Exercise requirements: Find the word "color" in the records below. List each line containing it.

________

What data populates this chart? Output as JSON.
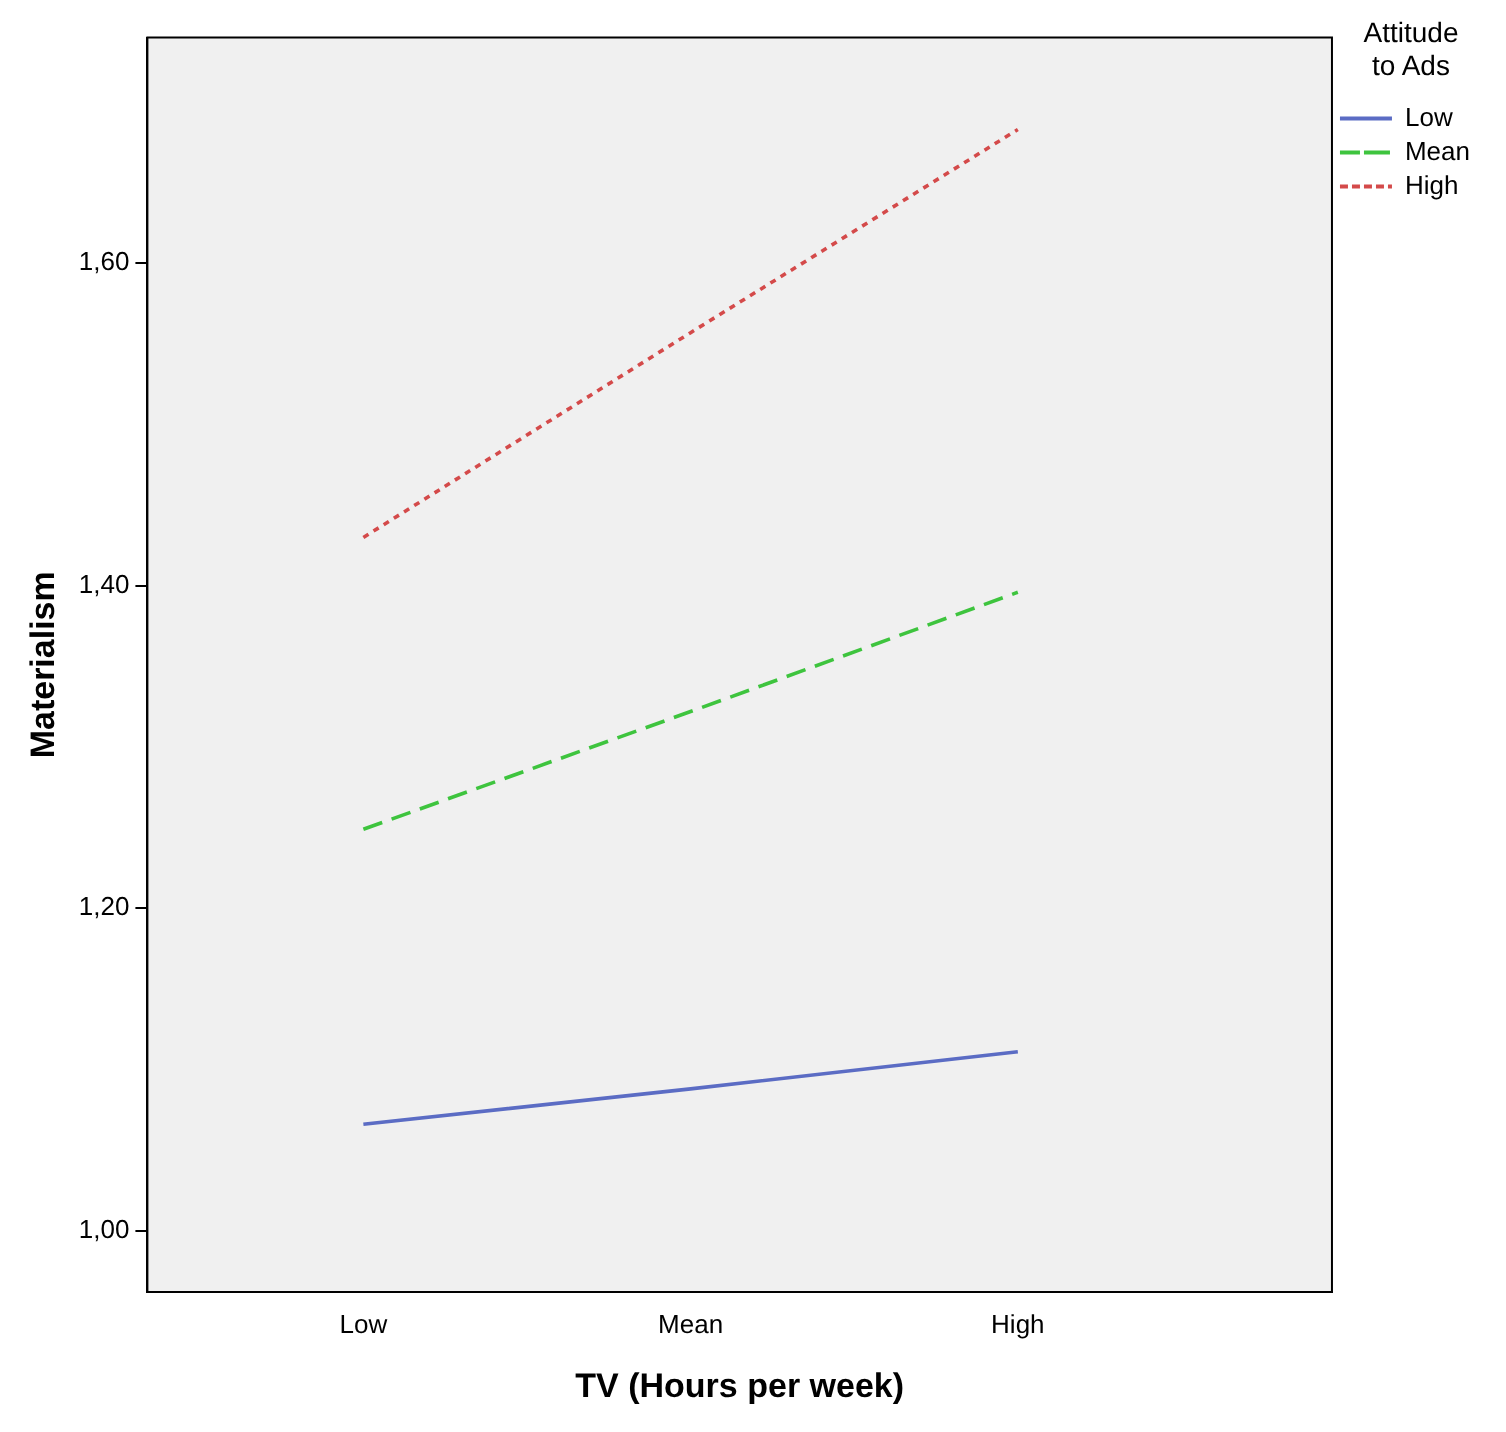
{
  "chart_data": {
    "type": "line",
    "xlabel": "TV (Hours per week)",
    "ylabel": "Materialism",
    "legend_title": "Attitude to Ads",
    "legend": "top right",
    "grid": false,
    "marker": "none",
    "categories": [
      "Low",
      "Mean",
      "High"
    ],
    "ylim": [
      0.962,
      1.74
    ],
    "yticks": [
      {
        "value": 1,
        "label": "1,00"
      },
      {
        "value": 1.2,
        "label": "1,20"
      },
      {
        "value": 1.4,
        "label": "1,40"
      },
      {
        "value": 1.6,
        "label": "1,60"
      }
    ],
    "series": [
      {
        "name": "Low",
        "color": "#5b6cc4",
        "line_style": "solid",
        "values": [
          1.066,
          1.088,
          1.111
        ]
      },
      {
        "name": "Mean",
        "color": "#3ec43e",
        "line_style": "dashed",
        "values": [
          1.249,
          1.322,
          1.396
        ]
      },
      {
        "name": "High",
        "color": "#d44a4a",
        "line_style": "dotted",
        "values": [
          1.43,
          1.557,
          1.683
        ]
      }
    ]
  }
}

________

Worked answer:
        "color": "#5b6cc4",
        "color": "#3ec43e",
        "color": "#d44a4a",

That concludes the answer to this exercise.